Tasks for this exercise:
1. Answer these from the passage on the economy:
(a) What does the passage say had to ramp up before the American economy became an engine of growth?
(b) What does the author say needs massive help?
(c) What debt to GDP ratio does the passage give?
2. In the rows, swap "section-heading" for "subsection-heading" in the stretch from the line containing "169, 834, 303]" through the line containing "641, 835, 715]", and give only those lines again with nothing else changed.

## START Source

At the time, FDR’s policies expanded the welfare state and stymied actual economic expansion, while the New Deal’s legacy now remains in Social Security checks and unemployment benefits.
It wasn’t until the ramp-up in legitimate manufacturing needed to fight World War II that the American economy began an engine of growth that propelled us into the economic (and military) hegemonic force in the world.
The question now is, will this be deja vu?
I think we can all agree we don’t ever want to see a World War as a catalyst to break a weak economic cycle — so, why not take charge now and demand accountability from lawmakers?
I’m not saying we couldn’t use a bit of a tune up on our infrastructure. Heck, I’m convinced we need massive help on our electric grid front, for instance.
Nonetheless, a trillion here, a trillion there …this adds up to real money. As a reference point, our economy generates about $21 trillion a year in GDP growth. Our national debt level is higher than that, leaving us with a debt to GDP ratio of 102%. All while we continue running a deficit of over $3 trillion.

## END Source
## START Working data

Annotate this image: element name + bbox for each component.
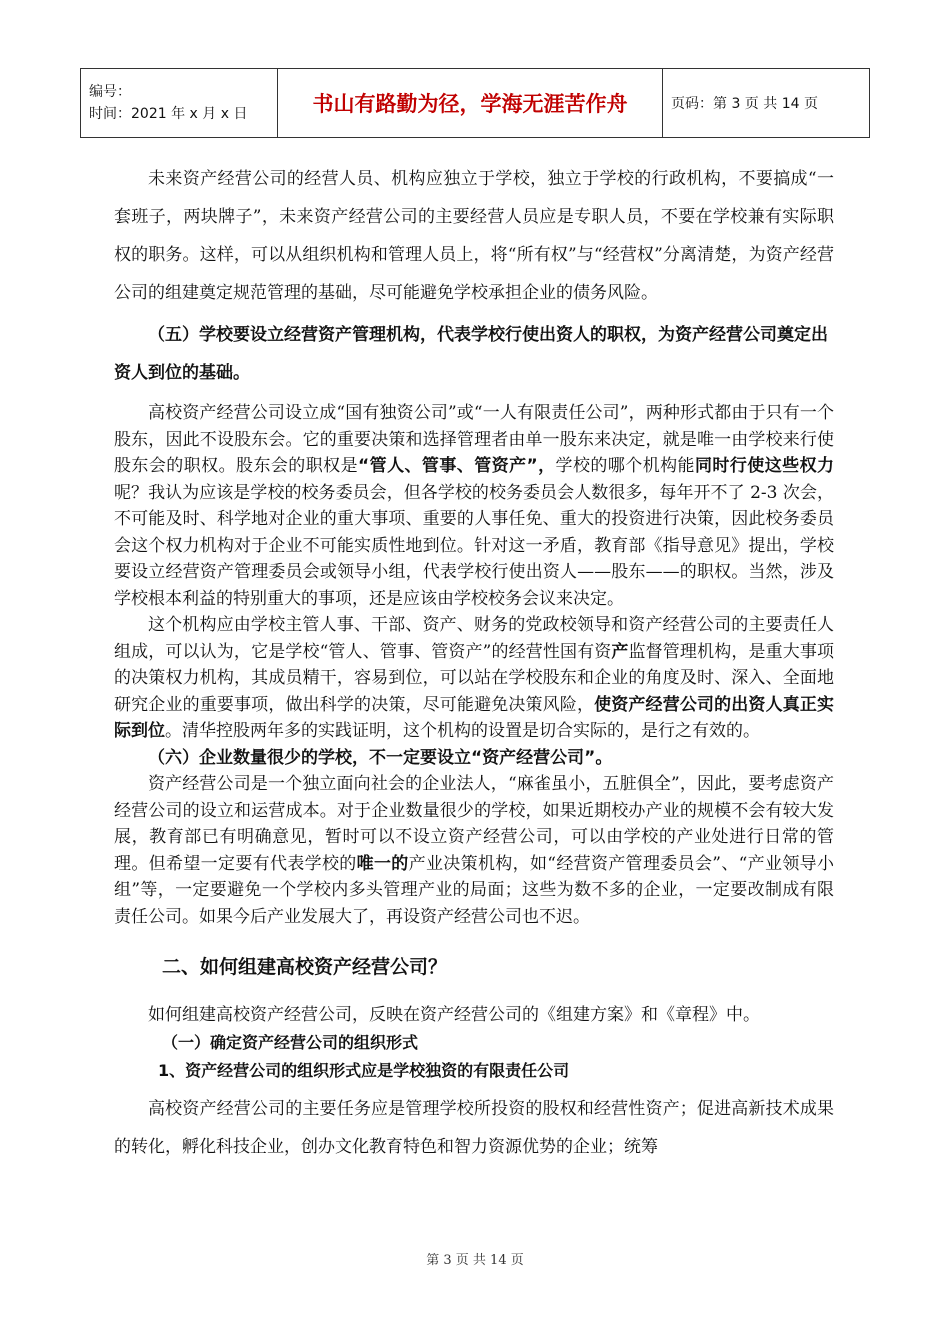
paragraph-1: 未来资产经营公司的经营人员、机构应独立于学校，独立于学校的行政机构，不要搞成“一套班子，两块牌子”，未来资产经营公司的主要经营人员应是专职人员，不要在学校兼有实际职权的职务。这样，可以从组织机构和管理人员上，将“所有权”与“经营权”分离清楚，为资产经营公司的组建奠定规范管理的基础，尽可能避免学校承担企业的债务风险。 — [114, 169, 834, 303]
section-heading-6: （六）企业数量很少的学校，不一定要设立“资产经营公司”。 — [148, 747, 613, 768]
paragraph-2-bold-b: 同时行使这些权力 — [695, 456, 835, 476]
section-heading-5: （五）学校要设立经营资产管理机构，代表学校行使出资人的职权，为资产经营公司奠定出资人到位的基础。 — [114, 325, 828, 383]
page-footer: 第 3 页 共 14 页 — [426, 1253, 524, 1268]
chapter-heading-2: 二、如何组建高校资产经营公司？ — [162, 956, 448, 978]
paragraph-2-bold-a: “管人、管事、管资产”， — [358, 456, 556, 476]
paragraph-3-text-b: 监督管理机构，是重大事项的决策权力机构，其成员精干，容易到位，可以站在学校股东和企业的角度及时、深入、全面地研究企业的重要事项，做出科学的决策，尽可能避免决策风险， — [114, 641, 835, 715]
paragraph-6: 高校资产经营公司的主要任务应是管理学校所投资的股权和经营性资产；促进高新技术成果的转化，孵化科技企业，创办文化教育特色和智力资源优势的企业；统筹 — [114, 1099, 834, 1157]
paragraph-5: 如何组建高校资产经营公司，反映在资产经营公司的《组建方案》和《章程》中。 — [148, 1005, 760, 1025]
paragraph-4 — [114, 771, 834, 930]
paragraph-3-bold-b: 使资产经营公司的出资人真正实际到位 — [114, 694, 835, 741]
paragraph-2-text-c: 呢？我认为应该是学校的校务委员会，但各学校的校务委员会人数很多，每年开不了 2-3 次会，不可能及时、科学地对企业的重大事项、重要的人事任免、重大的投资进行决策，因此校务委员会这个权力机构对于企业不可能实质性地到位。针对这一矛盾，教育部《指导意见》提出，学校要设立经营资产管理委员会或领导小组，代表学校行使出资人——股东——的职权。当然，涉及学校根本利益的特别重大的事项，还是应该由学校校务会议来决定。 — [114, 482, 834, 609]
paragraph-4-text-a: 资产经营公司是一个独立面向社会的企业法人，“麻雀虽小，五脏俱全”，因此，要考虑资产经营公司的设立和运营成本。对于企业数量很少的学校，如果近期校办产业的规模不会有较大发展，教育部已有明确意见，暂时可以不设立资产经营公司，可以由学校的产业处进行日常的管理。但希望一定要有代表学校的 — [114, 774, 834, 874]
paragraph-3-text-c: 。清华控股两年多的实践证明，这个机构的设置是切合实际的，是行之有效的。 — [165, 721, 760, 741]
header-motto: 书山有路勤为径，学海无涯苦作舟 — [278, 69, 663, 138]
header-page-label: 页码：第 3 页 共 14 页 — [663, 69, 870, 138]
paragraph-3-text-a: 这个机构应由学校主管人事、干部、资产、财务的党政校领导和资产经营公司的主要责任人组成，可以认为，它是学校“管人、管事、管资产”的经营性国有资 — [114, 615, 834, 662]
paragraph-3-bold-a: 产 — [611, 641, 629, 662]
subheading-1: （一）确定资产经营公司的组织形式 — [162, 1033, 419, 1052]
paragraph-4-text-b: 产业决策机构，如“经营资产管理委员会”、“产业领导小组”等，一定要避免一个学校内多头管理产业的局面；这些为数不多的企业，一定要改制成有限责任公司。如果今后产业发展大了，再设资产经营公司也不迟。 — [114, 853, 834, 927]
document-body — [114, 160, 834, 1166]
paragraph-2 — [114, 400, 834, 612]
subheading-1-1: 1、资产经营公司的组织形式应是学校独资的有限责任公司 — [158, 1061, 570, 1080]
paragraph-3 — [114, 612, 834, 745]
document-number-label: 编号： — [89, 84, 131, 100]
document-time-label: 时间：2021 年 x 月 x 日 — [89, 106, 248, 122]
paragraph-4-bold: 唯一的 — [356, 853, 409, 874]
header-left-cell — [81, 69, 278, 138]
document-header — [80, 68, 870, 138]
paragraph-2-text-a: 高校资产经营公司设立成“国有独资公司”或“一人有限责任公司”，两种形式都由于只有一个股东，因此不设股东会。它的重要决策和选择管理者由单一股东来决定，就是唯一由学校来行使股东会的职权。股东会的职权是 — [114, 403, 834, 476]
paragraph-2-text-b: 学校的哪个机构能 — [555, 456, 695, 476]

## END Working data

Solution list:
1.
(a) Legitimate manufacturing needed to fight World War II.
(b) The electric grid.
(c) 102%.

2.
paragraph-1: 未来资产经营公司的经营人员、机构应独立于学校，独立于学校的行政机构，不要搞成“一套班子，两块牌子”，未来资产经营公司的主要经营人员应是专职人员，不要在学校兼有实际职权的职务。这样，可以从组织机构和管理人员上，将“所有权”与“经营权”分离清楚，为资产经营公司的组建奠定规范管理的基础，尽可能避免学校承担企业的债务风险。 — [114, 169, 834, 303]
subsection-heading-6: （六）企业数量很少的学校，不一定要设立“资产经营公司”。 — [148, 747, 613, 768]
paragraph-2-bold-b: 同时行使这些权力 — [695, 456, 835, 476]
subsection-heading-5: （五）学校要设立经营资产管理机构，代表学校行使出资人的职权，为资产经营公司奠定出资人到位的基础。 — [114, 325, 828, 383]
page-footer: 第 3 页 共 14 页 — [426, 1253, 524, 1268]
chapter-heading-2: 二、如何组建高校资产经营公司？ — [162, 956, 448, 978]
paragraph-2-bold-a: “管人、管事、管资产”， — [358, 456, 556, 476]
paragraph-3-text-b: 监督管理机构，是重大事项的决策权力机构，其成员精干，容易到位，可以站在学校股东和企业的角度及时、深入、全面地研究企业的重要事项，做出科学的决策，尽可能避免决策风险， — [114, 641, 835, 715]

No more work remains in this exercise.